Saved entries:
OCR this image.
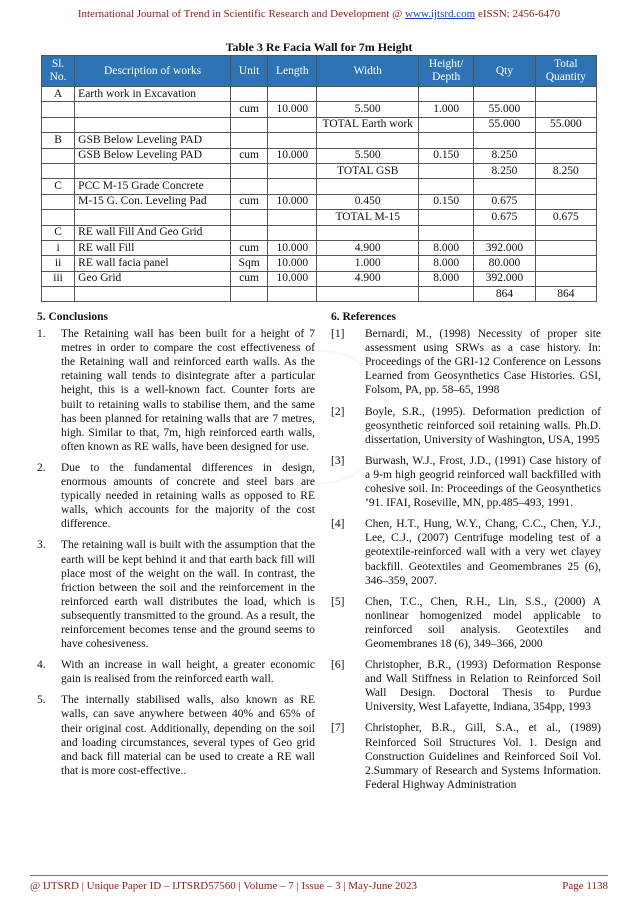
International Journal of Trend in Scientific Research and Development @ www.ijtsrd.com eISSN: 2456-6470
Table 3 Re Facia Wall for 7m Height
Sl. No.	Description of works	Unit	Length	Width	Height/ Depth	Qty	Total Quantity
A	Earth work in Excavation						
		cum	10.000	5.500	1.000	55.000	
				TOTAL Earth work		55.000	55.000
B	GSB Below Leveling PAD						
	GSB Below Leveling PAD	cum	10.000	5.500	0.150	8.250	
				TOTAL GSB		8.250	8.250
C	PCC M-15 Grade Concrete						
	M-15 G. Con. Leveling Pad	cum	10.000	0.450	0.150	0.675	
				TOTAL M-15		0.675	0.675
C	RE wall Fill And Geo Grid						
i	RE wall Fill	cum	10.000	4.900	8.000	392.000	
ii	RE wall facia panel	Sqm	10.000	1.000	8.000	80.000	
iii	Geo Grid	cum	10.000	4.900	8.000	392.000	
						864	864
5. Conclusions
1.	The Retaining wall has been built for a height of 7 metres in order to compare the cost effectiveness of the Retaining wall and reinforced earth walls. As the retaining wall tends to disintegrate after a particular height, this is a well-known fact. Counter forts are built to retaining walls to stabilise them, and the same has been planned for retaining walls that are 7 metres, high. Similar to that, 7m, high reinforced earth walls, often known as RE walls, have been designed for use.
2.	Due to the fundamental differences in design, enormous amounts of concrete and steel bars are typically needed in retaining walls as opposed to RE walls, which accounts for the majority of the cost difference.
3.	The retaining wall is built with the assumption that the earth will be kept behind it and that earth back fill will place most of the weight on the wall. In contrast, the friction between the soil and the reinforcement in the reinforced earth wall distributes the load, which is subsequently transmitted to the ground. As a result, the reinforcement becomes tense and the ground seems to have cohesiveness.
4.	With an increase in wall height, a greater economic gain is realised from the reinforced earth wall.
5.	The internally stabilised walls, also known as RE walls, can save anywhere between 40% and 65% of their original cost. Additionally, depending on the soil and loading circumstances, several types of Geo grid and back fill material can be used to create a RE wall that is more cost-effective..
6. References
[1]	Bernardi, M., (1998) Necessity of proper site assessment using SRWs as a case history. In: Proceedings of the GRI-12 Conference on Lessons Learned from Geosynthetics Case Histories. GSI, Folsom, PA, pp. 58–65, 1998
[2]	Boyle, S.R., (1995). Deformation prediction of geosynthetic reinforced soil retaining walls. Ph.D. dissertation, University of Washington, USA, 1995
[3]	Burwash, W.J., Frost, J.D., (1991) Case history of a 9-m high geogrid reinforced wall backfilled with cohesive soil. In: Proceedings of the Geosynthetics ’91. IFAI, Roseville, MN, pp.485–493, 1991.
[4]	Chen, H.T., Hung, W.Y., Chang, C.C., Chen, Y.J., Lee, C.J., (2007) Centrifuge modeling test of a geotextile-reinforced wall with a very wet clayey backfill. Geotextiles and Geomembranes 25 (6), 346–359, 2007.
[5]	Chen, T.C., Chen, R.H., Lin, S.S., (2000) A nonlinear homogenized model applicable to reinforced soil analysis. Geotextiles and Geomembranes 18 (6), 349–366, 2000
[6]	Christopher, B.R., (1993) Deformation Response and Wall Stiffness in Relation to Reinforced Soil Wall Design. Doctoral Thesis to Purdue University, West Lafayette, Indiana, 354pp, 1993
[7]	Christopher, B.R., Gill, S.A., et al., (1989) Reinforced Soil Structures Vol. 1. Design and Construction Guidelines and Reinforced Soil Vol. 2.Summary of Research and Systems Information. Federal Highway Administration
@ IJTSRD | Unique Paper ID – IJTSRD57560 | Volume – 7 | Issue – 3 | May-June 2023	Page 1138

> [Requirement] Reproduce the material in its entirety and word for word, without the pictures.

> [Output of the task]
OCR this image.
International Journal of Trend in Scientific Research and Development @ www.ijtsrd.com eISSN: 2456-6470
Table 3 Re Facia Wall for 7m Height
Sl. No.	Description of works	Unit	Length	Width	Height/ Depth	Qty	Total Quantity
A	Earth work in Excavation						
		cum	10.000	5.500	1.000	55.000	
				TOTAL Earth work		55.000	55.000
B	GSB Below Leveling PAD						
	GSB Below Leveling PAD	cum	10.000	5.500	0.150	8.250	
				TOTAL GSB		8.250	8.250
C	PCC M-15 Grade Concrete						
	M-15 G. Con. Leveling Pad	cum	10.000	0.450	0.150	0.675	
				TOTAL M-15		0.675	0.675
C	RE wall Fill And Geo Grid						
i	RE wall Fill	cum	10.000	4.900	8.000	392.000	
ii	RE wall facia panel	Sqm	10.000	1.000	8.000	80.000	
iii	Geo Grid	cum	10.000	4.900	8.000	392.000	
						864	864
5. Conclusions
1.	The Retaining wall has been built for a height of 7 metres in order to compare the cost effectiveness of the Retaining wall and reinforced earth walls. As the retaining wall tends to disintegrate after a particular height, this is a well-known fact. Counter forts are built to retaining walls to stabilise them, and the same has been planned for retaining walls that are 7 metres, high. Similar to that, 7m, high reinforced earth walls, often known as RE walls, have been designed for use.
2.	Due to the fundamental differences in design, enormous amounts of concrete and steel bars are typically needed in retaining walls as opposed to RE walls, which accounts for the majority of the cost difference.
3.	The retaining wall is built with the assumption that the earth will be kept behind it and that earth back fill will place most of the weight on the wall. In contrast, the friction between the soil and the reinforcement in the reinforced earth wall distributes the load, which is subsequently transmitted to the ground. As a result, the reinforcement becomes tense and the ground seems to have cohesiveness.
4.	With an increase in wall height, a greater economic gain is realised from the reinforced earth wall.
5.	The internally stabilised walls, also known as RE walls, can save anywhere between 40% and 65% of their original cost. Additionally, depending on the soil and loading circumstances, several types of Geo grid and back fill material can be used to create a RE wall that is more cost-effective..
6. References
[1]	Bernardi, M., (1998) Necessity of proper site assessment using SRWs as a case history. In: Proceedings of the GRI-12 Conference on Lessons Learned from Geosynthetics Case Histories. GSI, Folsom, PA, pp. 58–65, 1998
[2]	Boyle, S.R., (1995). Deformation prediction of geosynthetic reinforced soil retaining walls. Ph.D. dissertation, University of Washington, USA, 1995
[3]	Burwash, W.J., Frost, J.D., (1991) Case history of a 9-m high geogrid reinforced wall backfilled with cohesive soil. In: Proceedings of the Geosynthetics ’91. IFAI, Roseville, MN, pp.485–493, 1991.
[4]	Chen, H.T., Hung, W.Y., Chang, C.C., Chen, Y.J., Lee, C.J., (2007) Centrifuge modeling test of a geotextile-reinforced wall with a very wet clayey backfill. Geotextiles and Geomembranes 25 (6), 346–359, 2007.
[5]	Chen, T.C., Chen, R.H., Lin, S.S., (2000) A nonlinear homogenized model applicable to reinforced soil analysis. Geotextiles and Geomembranes 18 (6), 349–366, 2000
[6]	Christopher, B.R., (1993) Deformation Response and Wall Stiffness in Relation to Reinforced Soil Wall Design. Doctoral Thesis to Purdue University, West Lafayette, Indiana, 354pp, 1993
[7]	Christopher, B.R., Gill, S.A., et al., (1989) Reinforced Soil Structures Vol. 1. Design and Construction Guidelines and Reinforced Soil Vol. 2.Summary of Research and Systems Information. Federal Highway Administration
@ IJTSRD | Unique Paper ID – IJTSRD57560 | Volume – 7 | Issue – 3 | May-June 2023	Page 1138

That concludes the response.